• DATASET RECORDS:
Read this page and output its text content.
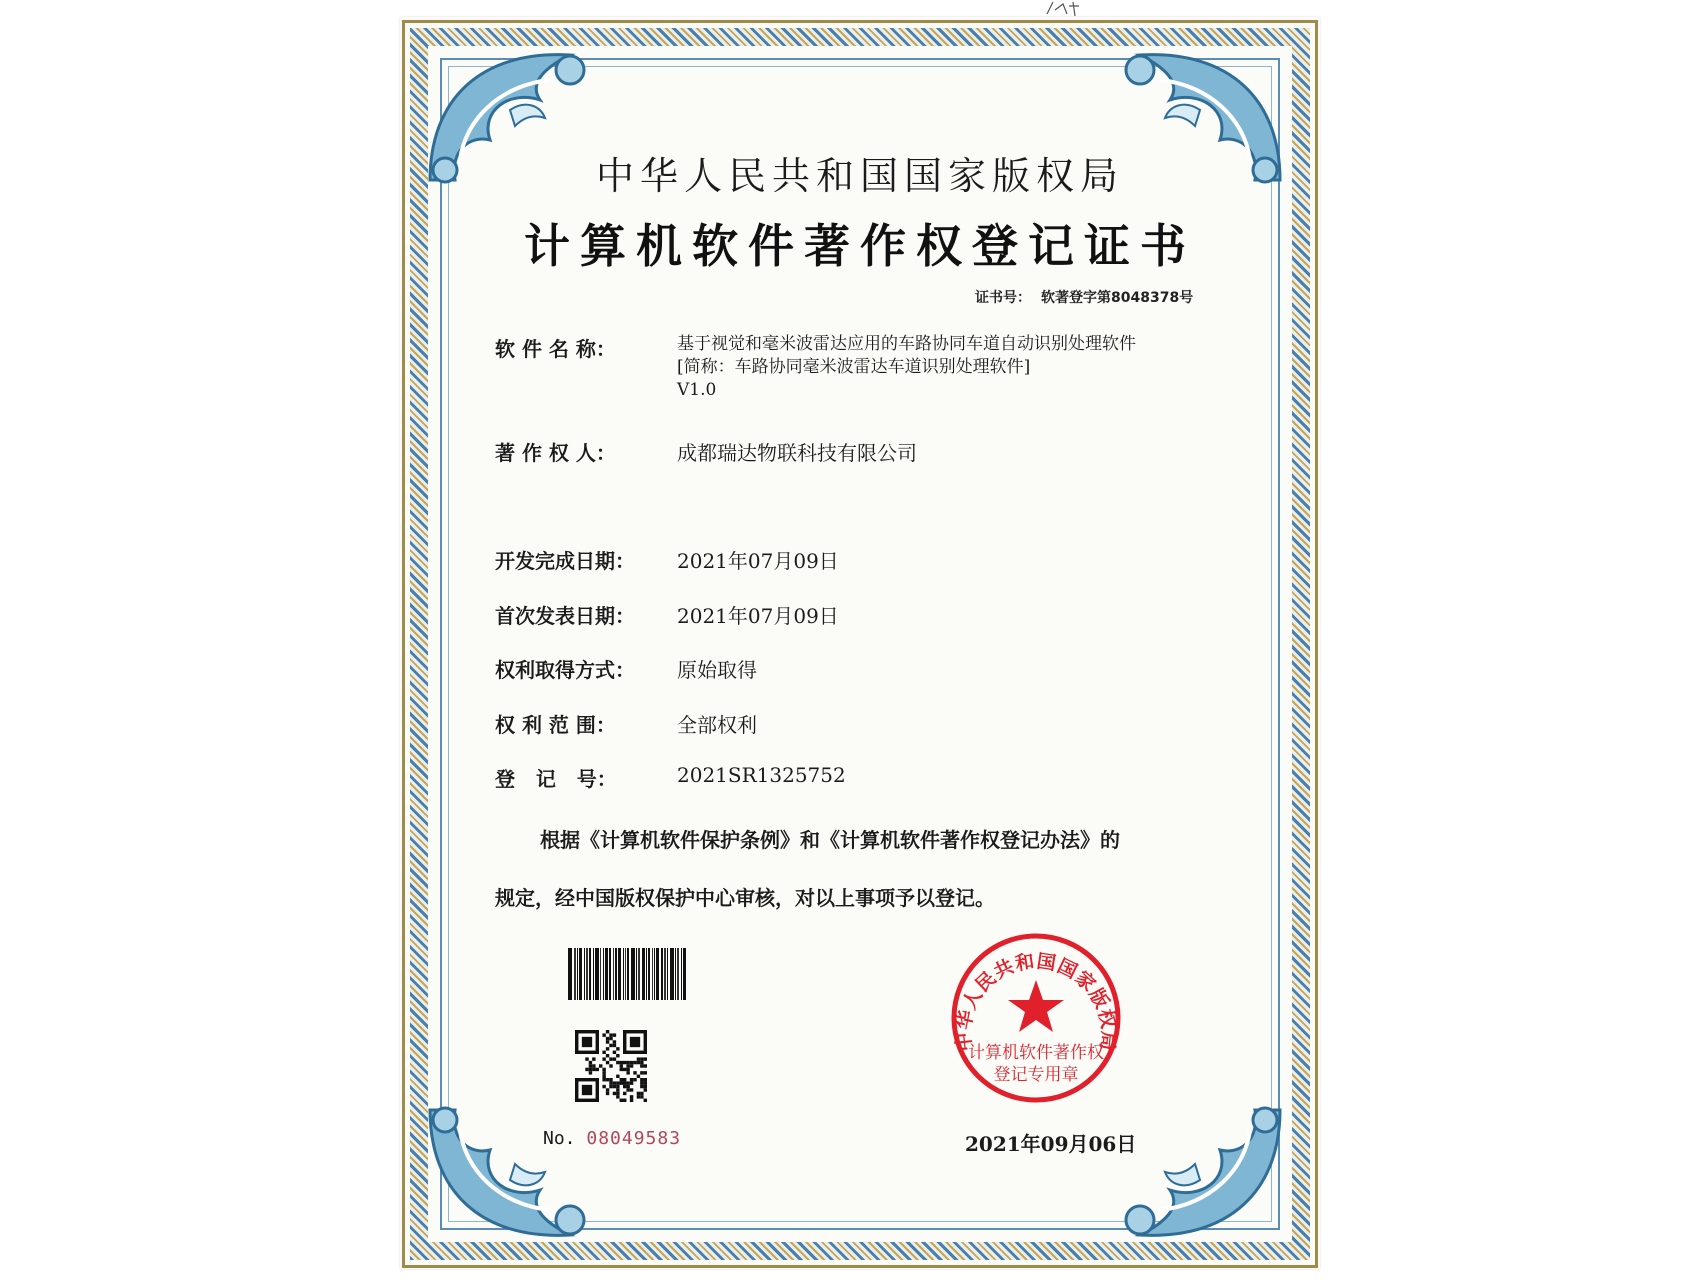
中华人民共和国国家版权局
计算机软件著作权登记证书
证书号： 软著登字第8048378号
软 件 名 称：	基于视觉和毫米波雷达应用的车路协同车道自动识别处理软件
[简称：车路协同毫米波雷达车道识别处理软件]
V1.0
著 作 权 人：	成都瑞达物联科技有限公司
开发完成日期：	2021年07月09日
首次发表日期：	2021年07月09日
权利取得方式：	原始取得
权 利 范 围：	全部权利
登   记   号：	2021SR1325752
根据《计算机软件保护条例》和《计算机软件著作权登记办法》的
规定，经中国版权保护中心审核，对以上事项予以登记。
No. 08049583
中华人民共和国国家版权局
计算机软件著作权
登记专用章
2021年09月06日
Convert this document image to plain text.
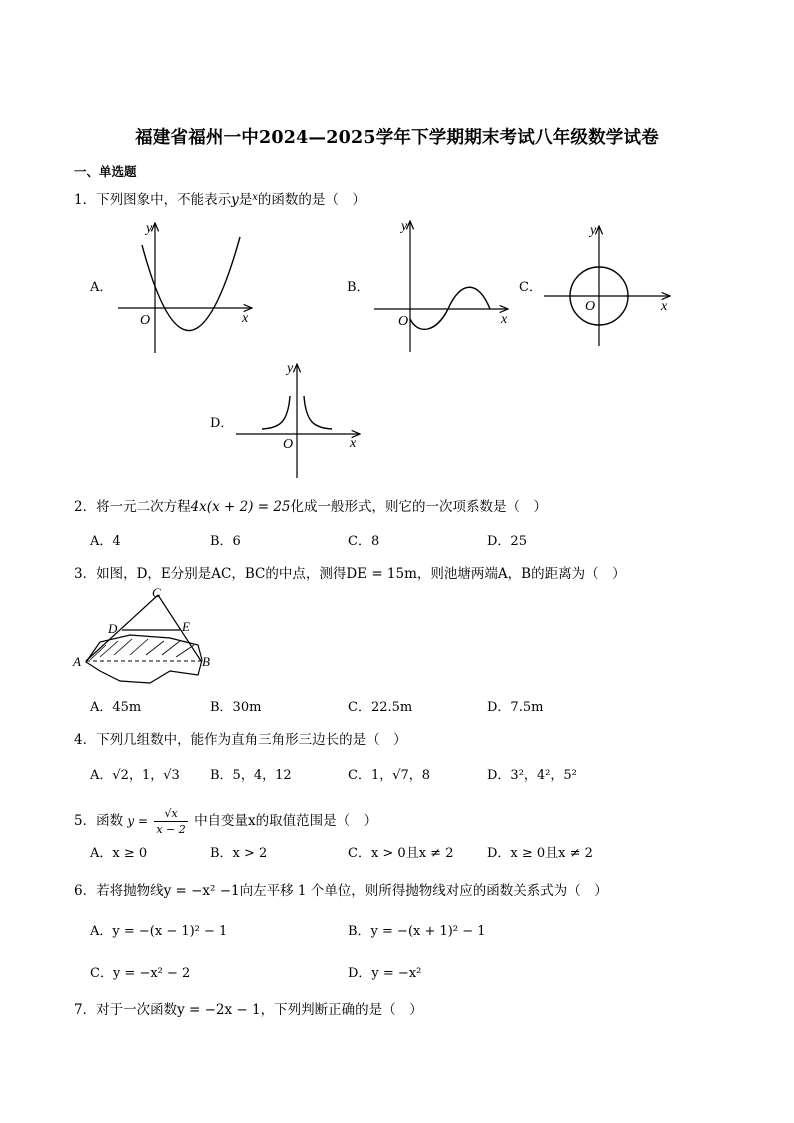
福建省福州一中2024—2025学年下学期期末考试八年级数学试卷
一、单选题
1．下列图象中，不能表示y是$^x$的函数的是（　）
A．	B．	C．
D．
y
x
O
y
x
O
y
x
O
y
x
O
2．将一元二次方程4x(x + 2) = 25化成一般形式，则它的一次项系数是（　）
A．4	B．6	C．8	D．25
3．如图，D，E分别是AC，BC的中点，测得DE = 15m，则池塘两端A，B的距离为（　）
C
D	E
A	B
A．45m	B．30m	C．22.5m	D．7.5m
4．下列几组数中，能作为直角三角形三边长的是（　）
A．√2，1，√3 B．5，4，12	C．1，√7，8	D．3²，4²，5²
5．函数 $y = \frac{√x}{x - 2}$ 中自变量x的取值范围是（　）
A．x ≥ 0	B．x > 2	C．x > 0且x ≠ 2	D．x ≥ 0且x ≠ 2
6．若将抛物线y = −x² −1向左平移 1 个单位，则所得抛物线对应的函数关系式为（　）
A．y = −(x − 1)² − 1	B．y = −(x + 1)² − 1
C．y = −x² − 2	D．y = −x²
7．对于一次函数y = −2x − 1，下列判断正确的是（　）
---
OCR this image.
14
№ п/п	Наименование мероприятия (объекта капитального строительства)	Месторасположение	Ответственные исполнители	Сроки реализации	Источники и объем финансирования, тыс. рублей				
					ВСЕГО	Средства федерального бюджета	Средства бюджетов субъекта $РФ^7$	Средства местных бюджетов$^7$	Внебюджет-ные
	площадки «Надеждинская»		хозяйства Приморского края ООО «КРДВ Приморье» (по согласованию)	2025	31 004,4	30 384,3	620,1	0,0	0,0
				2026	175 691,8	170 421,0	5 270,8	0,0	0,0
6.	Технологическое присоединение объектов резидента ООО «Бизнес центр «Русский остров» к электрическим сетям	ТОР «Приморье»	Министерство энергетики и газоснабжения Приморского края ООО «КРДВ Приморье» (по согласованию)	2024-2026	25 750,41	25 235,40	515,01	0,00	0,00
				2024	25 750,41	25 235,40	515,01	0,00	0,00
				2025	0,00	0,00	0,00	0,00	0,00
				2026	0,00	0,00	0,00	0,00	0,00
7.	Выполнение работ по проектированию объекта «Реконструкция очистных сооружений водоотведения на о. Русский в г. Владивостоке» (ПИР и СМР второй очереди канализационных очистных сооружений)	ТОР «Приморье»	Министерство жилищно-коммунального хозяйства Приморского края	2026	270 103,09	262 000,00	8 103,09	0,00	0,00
* * *
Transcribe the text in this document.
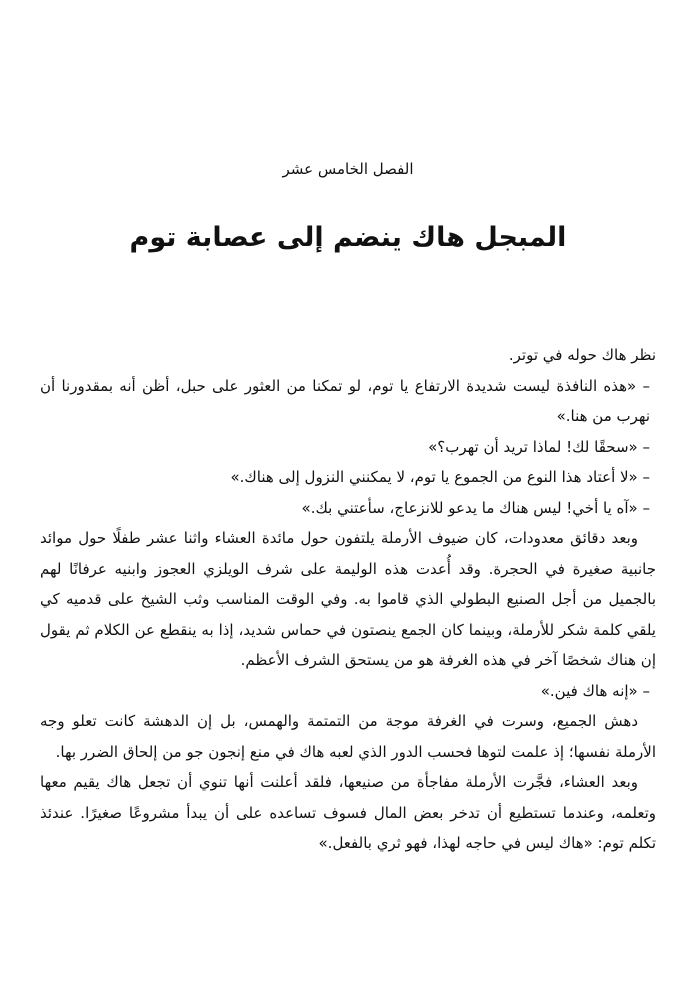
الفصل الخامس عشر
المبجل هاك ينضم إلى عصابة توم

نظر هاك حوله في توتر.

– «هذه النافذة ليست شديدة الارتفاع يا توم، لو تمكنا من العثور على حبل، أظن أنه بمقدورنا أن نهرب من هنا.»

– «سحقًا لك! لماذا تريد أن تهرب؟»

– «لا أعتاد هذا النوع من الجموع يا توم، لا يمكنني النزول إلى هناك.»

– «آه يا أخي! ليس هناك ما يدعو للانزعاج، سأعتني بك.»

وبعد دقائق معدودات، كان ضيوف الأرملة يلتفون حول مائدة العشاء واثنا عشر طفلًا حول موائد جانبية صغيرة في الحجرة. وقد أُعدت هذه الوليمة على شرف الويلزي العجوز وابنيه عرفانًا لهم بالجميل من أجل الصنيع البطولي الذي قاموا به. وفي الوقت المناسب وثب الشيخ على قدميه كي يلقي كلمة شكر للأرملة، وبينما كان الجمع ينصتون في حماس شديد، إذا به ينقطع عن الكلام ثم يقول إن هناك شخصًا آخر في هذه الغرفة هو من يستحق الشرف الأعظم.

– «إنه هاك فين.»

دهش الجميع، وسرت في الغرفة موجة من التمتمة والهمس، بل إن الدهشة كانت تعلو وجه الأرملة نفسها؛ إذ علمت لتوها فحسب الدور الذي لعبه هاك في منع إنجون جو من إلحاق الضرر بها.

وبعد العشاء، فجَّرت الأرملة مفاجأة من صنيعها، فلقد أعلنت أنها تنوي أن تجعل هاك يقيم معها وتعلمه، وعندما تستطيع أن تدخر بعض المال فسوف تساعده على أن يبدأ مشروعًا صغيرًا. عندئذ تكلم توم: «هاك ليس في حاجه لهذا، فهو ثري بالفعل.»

• WORK TO BE COMPLETED: Single out each line of the records above with the string "объекта" in it, and copy it.

• FINAL ANSWER:
№ п/п	Наименование мероприятия (объекта капитального строительства)	Месторасположение	Ответственные исполнители	Сроки реализации	Источники и объем финансирования, тыс. рублей				
7.	Выполнение работ по проектированию объекта «Реконструкция очистных сооружений водоотведения на о. Русский в г. Владивостоке» (ПИР и СМР второй очереди канализационных очистных сооружений)	ТОР «Приморье»	Министерство жилищно-коммунального хозяйства Приморского края	2026	270 103,09	262 000,00	8 103,09	0,00	0,00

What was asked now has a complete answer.